## THE TASK
Copy all the material below, exactly as it stands.

----

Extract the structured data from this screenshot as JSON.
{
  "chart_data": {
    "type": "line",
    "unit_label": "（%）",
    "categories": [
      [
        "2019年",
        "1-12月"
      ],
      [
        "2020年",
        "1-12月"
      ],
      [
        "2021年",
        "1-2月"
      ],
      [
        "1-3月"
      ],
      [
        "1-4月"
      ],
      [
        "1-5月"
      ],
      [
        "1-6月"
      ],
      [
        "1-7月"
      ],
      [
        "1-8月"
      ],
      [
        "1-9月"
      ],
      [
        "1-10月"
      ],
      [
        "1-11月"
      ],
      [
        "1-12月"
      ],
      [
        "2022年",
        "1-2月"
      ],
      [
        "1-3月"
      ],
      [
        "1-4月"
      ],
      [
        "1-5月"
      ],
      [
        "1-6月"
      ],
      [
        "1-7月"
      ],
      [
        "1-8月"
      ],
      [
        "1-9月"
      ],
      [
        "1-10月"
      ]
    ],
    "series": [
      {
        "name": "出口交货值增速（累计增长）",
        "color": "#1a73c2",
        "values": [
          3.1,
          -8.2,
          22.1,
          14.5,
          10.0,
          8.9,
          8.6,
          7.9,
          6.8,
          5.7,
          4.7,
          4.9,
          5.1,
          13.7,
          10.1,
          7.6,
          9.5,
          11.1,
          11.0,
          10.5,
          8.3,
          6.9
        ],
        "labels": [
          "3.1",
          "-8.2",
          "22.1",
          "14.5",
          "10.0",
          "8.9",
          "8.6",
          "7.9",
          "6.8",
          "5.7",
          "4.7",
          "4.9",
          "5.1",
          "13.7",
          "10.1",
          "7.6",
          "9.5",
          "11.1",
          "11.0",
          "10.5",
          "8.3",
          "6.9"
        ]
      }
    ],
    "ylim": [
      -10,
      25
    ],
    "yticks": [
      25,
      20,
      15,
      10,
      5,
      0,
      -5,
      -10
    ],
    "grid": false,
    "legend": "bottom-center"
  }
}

----

## REPLY
Extract the structured data from this screenshot as JSON.
{
  "chart_data": {
    "type": "line",
    "unit_label": "（%）",
    "categories": [
      [
        "2019年",
        "1-12月"
      ],
      [
        "2020年",
        "1-12月"
      ],
      [
        "2021年",
        "1-2月"
      ],
      [
        "1-3月"
      ],
      [
        "1-4月"
      ],
      [
        "1-5月"
      ],
      [
        "1-6月"
      ],
      [
        "1-7月"
      ],
      [
        "1-8月"
      ],
      [
        "1-9月"
      ],
      [
        "1-10月"
      ],
      [
        "1-11月"
      ],
      [
        "1-12月"
      ],
      [
        "2022年",
        "1-2月"
      ],
      [
        "1-3月"
      ],
      [
        "1-4月"
      ],
      [
        "1-5月"
      ],
      [
        "1-6月"
      ],
      [
        "1-7月"
      ],
      [
        "1-8月"
      ],
      [
        "1-9月"
      ],
      [
        "1-10月"
      ]
    ],
    "series": [
      {
        "name": "出口交货值增速（累计增长）",
        "color": "#1a73c2",
        "values": [
          3.1,
          -8.2,
          22.1,
          14.5,
          10.0,
          8.9,
          8.6,
          7.9,
          6.8,
          5.7,
          4.7,
          4.9,
          5.1,
          13.7,
          10.1,
          7.6,
          9.5,
          11.1,
          11.0,
          10.5,
          8.3,
          6.9
        ],
        "labels": [
          "3.1",
          "-8.2",
          "22.1",
          "14.5",
          "10.0",
          "8.9",
          "8.6",
          "7.9",
          "6.8",
          "5.7",
          "4.7",
          "4.9",
          "5.1",
          "13.7",
          "10.1",
          "7.6",
          "9.5",
          "11.1",
          "11.0",
          "10.5",
          "8.3",
          "6.9"
        ]
      }
    ],
    "ylim": [
      -10,
      25
    ],
    "yticks": [
      25,
      20,
      15,
      10,
      5,
      0,
      -5,
      -10
    ],
    "grid": false,
    "legend": "bottom-center"
  }
}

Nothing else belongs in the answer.